*YOUR INSTRUCTIONS*
Write out the material exactly. Do not include the pictures.

*Data records*
········

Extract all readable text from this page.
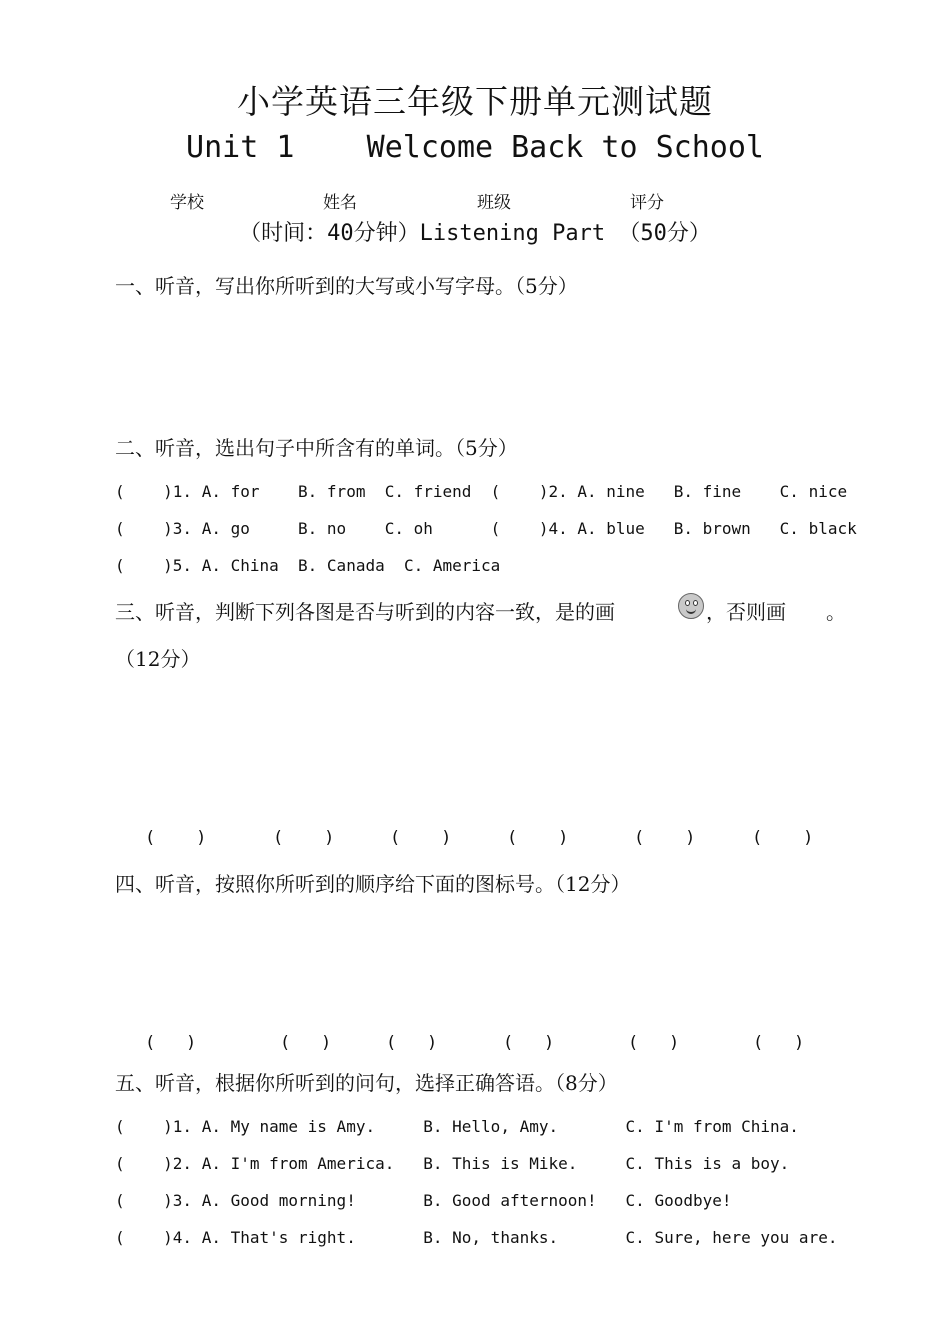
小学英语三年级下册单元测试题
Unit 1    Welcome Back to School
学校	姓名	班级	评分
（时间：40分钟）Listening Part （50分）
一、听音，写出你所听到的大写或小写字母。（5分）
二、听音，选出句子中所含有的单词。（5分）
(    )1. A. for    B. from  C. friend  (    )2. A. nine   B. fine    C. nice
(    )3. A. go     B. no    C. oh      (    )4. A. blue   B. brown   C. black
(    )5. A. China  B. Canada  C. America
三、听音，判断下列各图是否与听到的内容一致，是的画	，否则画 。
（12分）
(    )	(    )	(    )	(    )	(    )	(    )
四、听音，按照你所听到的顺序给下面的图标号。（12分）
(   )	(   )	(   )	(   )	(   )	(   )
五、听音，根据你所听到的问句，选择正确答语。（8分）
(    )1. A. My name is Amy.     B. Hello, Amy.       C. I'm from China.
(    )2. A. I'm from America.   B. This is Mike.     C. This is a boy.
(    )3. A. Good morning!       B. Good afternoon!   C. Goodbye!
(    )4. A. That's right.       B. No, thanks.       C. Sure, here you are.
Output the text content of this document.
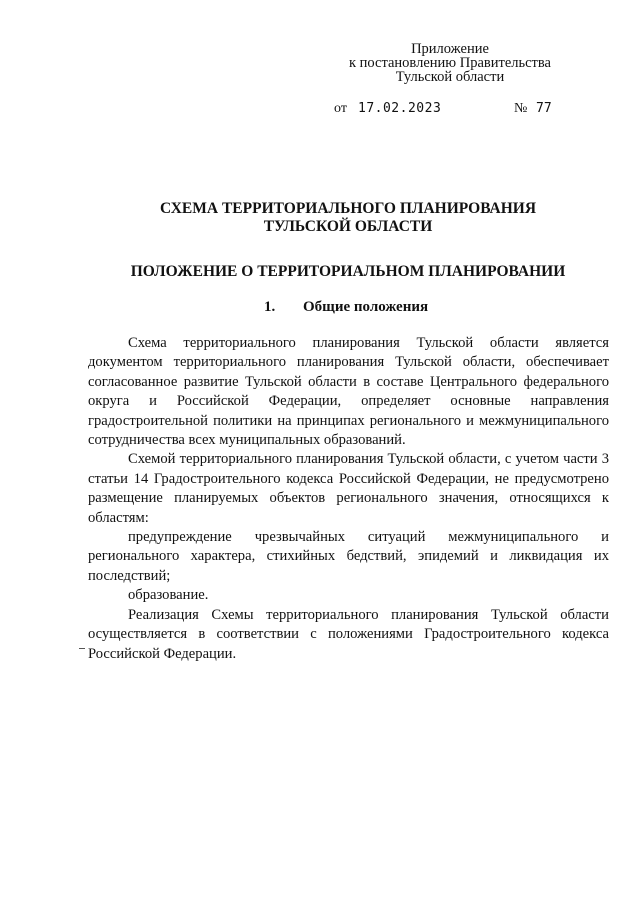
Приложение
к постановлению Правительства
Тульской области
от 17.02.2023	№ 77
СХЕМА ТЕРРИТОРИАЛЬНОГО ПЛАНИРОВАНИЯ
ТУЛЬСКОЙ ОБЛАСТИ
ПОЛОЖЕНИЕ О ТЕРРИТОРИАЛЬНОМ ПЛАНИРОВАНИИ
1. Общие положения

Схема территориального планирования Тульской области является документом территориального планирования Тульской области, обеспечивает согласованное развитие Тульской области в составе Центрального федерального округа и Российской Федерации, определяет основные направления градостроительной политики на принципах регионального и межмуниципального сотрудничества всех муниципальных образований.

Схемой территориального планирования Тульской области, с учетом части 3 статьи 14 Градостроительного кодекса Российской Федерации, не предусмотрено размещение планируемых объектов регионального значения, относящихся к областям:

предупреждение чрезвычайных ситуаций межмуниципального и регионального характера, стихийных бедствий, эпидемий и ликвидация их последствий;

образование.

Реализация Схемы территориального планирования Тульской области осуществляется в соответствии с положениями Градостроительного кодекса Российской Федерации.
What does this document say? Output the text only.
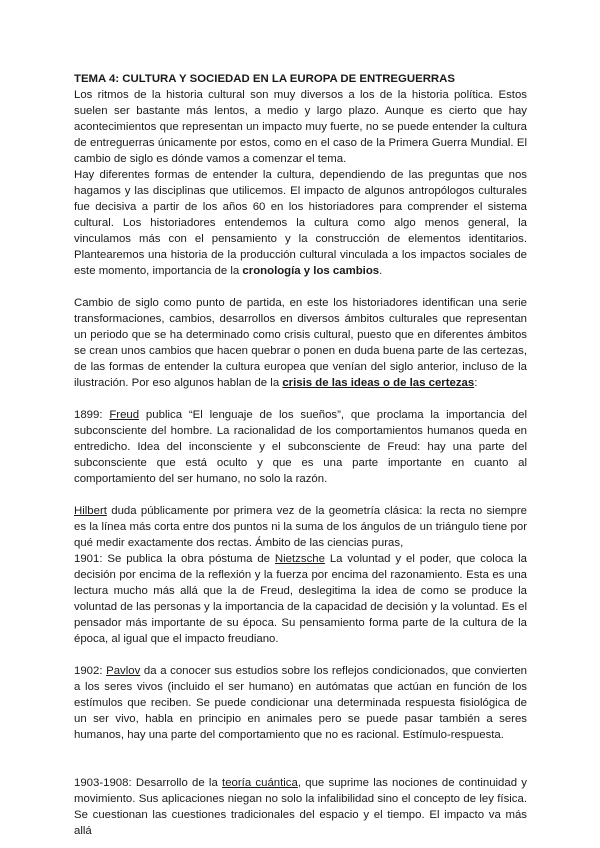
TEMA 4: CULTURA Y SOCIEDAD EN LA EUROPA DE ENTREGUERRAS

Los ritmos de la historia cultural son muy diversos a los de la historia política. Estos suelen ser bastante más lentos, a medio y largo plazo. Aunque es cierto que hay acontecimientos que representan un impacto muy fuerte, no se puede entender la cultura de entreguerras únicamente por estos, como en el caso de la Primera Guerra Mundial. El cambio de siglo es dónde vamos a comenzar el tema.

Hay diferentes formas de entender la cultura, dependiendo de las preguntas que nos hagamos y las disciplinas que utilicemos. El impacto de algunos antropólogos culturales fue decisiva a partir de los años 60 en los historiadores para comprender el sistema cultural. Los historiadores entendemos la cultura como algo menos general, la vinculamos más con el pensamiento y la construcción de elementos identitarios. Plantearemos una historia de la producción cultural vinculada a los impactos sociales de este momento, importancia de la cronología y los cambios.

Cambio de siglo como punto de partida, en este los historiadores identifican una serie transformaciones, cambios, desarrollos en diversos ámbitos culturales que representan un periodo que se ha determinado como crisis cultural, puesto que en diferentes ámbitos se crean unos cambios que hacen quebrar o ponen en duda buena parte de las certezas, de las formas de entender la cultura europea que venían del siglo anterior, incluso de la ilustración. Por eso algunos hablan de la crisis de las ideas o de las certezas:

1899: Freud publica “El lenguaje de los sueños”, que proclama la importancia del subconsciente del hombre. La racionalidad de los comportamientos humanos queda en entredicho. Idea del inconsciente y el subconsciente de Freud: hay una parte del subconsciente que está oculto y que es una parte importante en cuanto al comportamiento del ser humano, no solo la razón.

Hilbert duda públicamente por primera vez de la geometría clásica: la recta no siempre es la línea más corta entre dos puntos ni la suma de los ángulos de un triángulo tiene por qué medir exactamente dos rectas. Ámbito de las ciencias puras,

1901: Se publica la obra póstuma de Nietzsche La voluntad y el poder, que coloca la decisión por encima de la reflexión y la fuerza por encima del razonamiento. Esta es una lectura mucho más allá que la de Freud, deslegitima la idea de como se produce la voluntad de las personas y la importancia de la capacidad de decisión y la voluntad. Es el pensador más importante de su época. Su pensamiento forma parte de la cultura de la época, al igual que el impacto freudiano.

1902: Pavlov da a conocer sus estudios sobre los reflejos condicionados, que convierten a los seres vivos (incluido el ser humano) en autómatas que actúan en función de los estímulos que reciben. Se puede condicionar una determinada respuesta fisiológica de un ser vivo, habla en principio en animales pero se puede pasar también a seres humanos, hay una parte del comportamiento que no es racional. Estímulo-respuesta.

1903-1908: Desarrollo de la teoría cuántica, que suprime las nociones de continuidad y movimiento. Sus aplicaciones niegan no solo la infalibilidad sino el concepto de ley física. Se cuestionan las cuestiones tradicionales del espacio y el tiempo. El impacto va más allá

········

*RESULT OF THIS TASK*
Extract all readable text from this page.
小学英语三年级下册单元测试题
Unit 1    Welcome Back to School
学校	姓名	班级	评分
（时间：40分钟）Listening Part （50分）
一、听音，写出你所听到的大写或小写字母。（5分）
二、听音，选出句子中所含有的单词。（5分）
(    )1. A. for    B. from  C. friend  (    )2. A. nine   B. fine    C. nice
(    )3. A. go     B. no    C. oh      (    )4. A. blue   B. brown   C. black
(    )5. A. China  B. Canada  C. America
三、听音，判断下列各图是否与听到的内容一致，是的画	，否则画 。
（12分）
(    )	(    )	(    )	(    )	(    )	(    )
四、听音，按照你所听到的顺序给下面的图标号。（12分）
(   )	(   )	(   )	(   )	(   )	(   )
五、听音，根据你所听到的问句，选择正确答语。（8分）
(    )1. A. My name is Amy.     B. Hello, Amy.       C. I'm from China.
(    )2. A. I'm from America.   B. This is Mike.     C. This is a boy.
(    )3. A. Good morning!       B. Good afternoon!   C. Goodbye!
(    )4. A. That's right.       B. No, thanks.       C. Sure, here you are.
Output the text content of this document.
Приложение
к постановлению Правительства
Тульской области
от 17.02.2023	№ 77
СХЕМА ТЕРРИТОРИАЛЬНОГО ПЛАНИРОВАНИЯ
ТУЛЬСКОЙ ОБЛАСТИ
ПОЛОЖЕНИЕ О ТЕРРИТОРИАЛЬНОМ ПЛАНИРОВАНИИ
1. Общие положения

Схема территориального планирования Тульской области является документом территориального планирования Тульской области, обеспечивает согласованное развитие Тульской области в составе Центрального федерального округа и Российской Федерации, определяет основные направления градостроительной политики на принципах регионального и межмуниципального сотрудничества всех муниципальных образований.

Схемой территориального планирования Тульской области, с учетом части 3 статьи 14 Градостроительного кодекса Российской Федерации, не предусмотрено размещение планируемых объектов регионального значения, относящихся к областям:

предупреждение чрезвычайных ситуаций межмуниципального и регионального характера, стихийных бедствий, эпидемий и ликвидация их последствий;

образование.

Реализация Схемы территориального планирования Тульской области осуществляется в соответствии с положениями Градостроительного кодекса Российской Федерации.
What does this document say? Output the text only.
TEMA 4: CULTURA Y SOCIEDAD EN LA EUROPA DE ENTREGUERRAS

Los ritmos de la historia cultural son muy diversos a los de la historia política. Estos suelen ser bastante más lentos, a medio y largo plazo. Aunque es cierto que hay acontecimientos que representan un impacto muy fuerte, no se puede entender la cultura de entreguerras únicamente por estos, como en el caso de la Primera Guerra Mundial. El cambio de siglo es dónde vamos a comenzar el tema.

Hay diferentes formas de entender la cultura, dependiendo de las preguntas que nos hagamos y las disciplinas que utilicemos. El impacto de algunos antropólogos culturales fue decisiva a partir de los años 60 en los historiadores para comprender el sistema cultural. Los historiadores entendemos la cultura como algo menos general, la vinculamos más con el pensamiento y la construcción de elementos identitarios. Plantearemos una historia de la producción cultural vinculada a los impactos sociales de este momento, importancia de la cronología y los cambios.

Cambio de siglo como punto de partida, en este los historiadores identifican una serie transformaciones, cambios, desarrollos en diversos ámbitos culturales que representan un periodo que se ha determinado como crisis cultural, puesto que en diferentes ámbitos se crean unos cambios que hacen quebrar o ponen en duda buena parte de las certezas, de las formas de entender la cultura europea que venían del siglo anterior, incluso de la ilustración. Por eso algunos hablan de la crisis de las ideas o de las certezas:

1899: Freud publica “El lenguaje de los sueños”, que proclama la importancia del subconsciente del hombre. La racionalidad de los comportamientos humanos queda en entredicho. Idea del inconsciente y el subconsciente de Freud: hay una parte del subconsciente que está oculto y que es una parte importante en cuanto al comportamiento del ser humano, no solo la razón.

Hilbert duda públicamente por primera vez de la geometría clásica: la recta no siempre es la línea más corta entre dos puntos ni la suma de los ángulos de un triángulo tiene por qué medir exactamente dos rectas. Ámbito de las ciencias puras,

1901: Se publica la obra póstuma de Nietzsche La voluntad y el poder, que coloca la decisión por encima de la reflexión y la fuerza por encima del razonamiento. Esta es una lectura mucho más allá que la de Freud, deslegitima la idea de como se produce la voluntad de las personas y la importancia de la capacidad de decisión y la voluntad. Es el pensador más importante de su época. Su pensamiento forma parte de la cultura de la época, al igual que el impacto freudiano.

1902: Pavlov da a conocer sus estudios sobre los reflejos condicionados, que convierten a los seres vivos (incluido el ser humano) en autómatas que actúan en función de los estímulos que reciben. Se puede condicionar una determinada respuesta fisiológica de un ser vivo, habla en principio en animales pero se puede pasar también a seres humanos, hay una parte del comportamiento que no es racional. Estímulo-respuesta.

1903-1908: Desarrollo de la teoría cuántica, que suprime las nociones de continuidad y movimiento. Sus aplicaciones niegan no solo la infalibilidad sino el concepto de ley física. Se cuestionan las cuestiones tradicionales del espacio y el tiempo. El impacto va más allá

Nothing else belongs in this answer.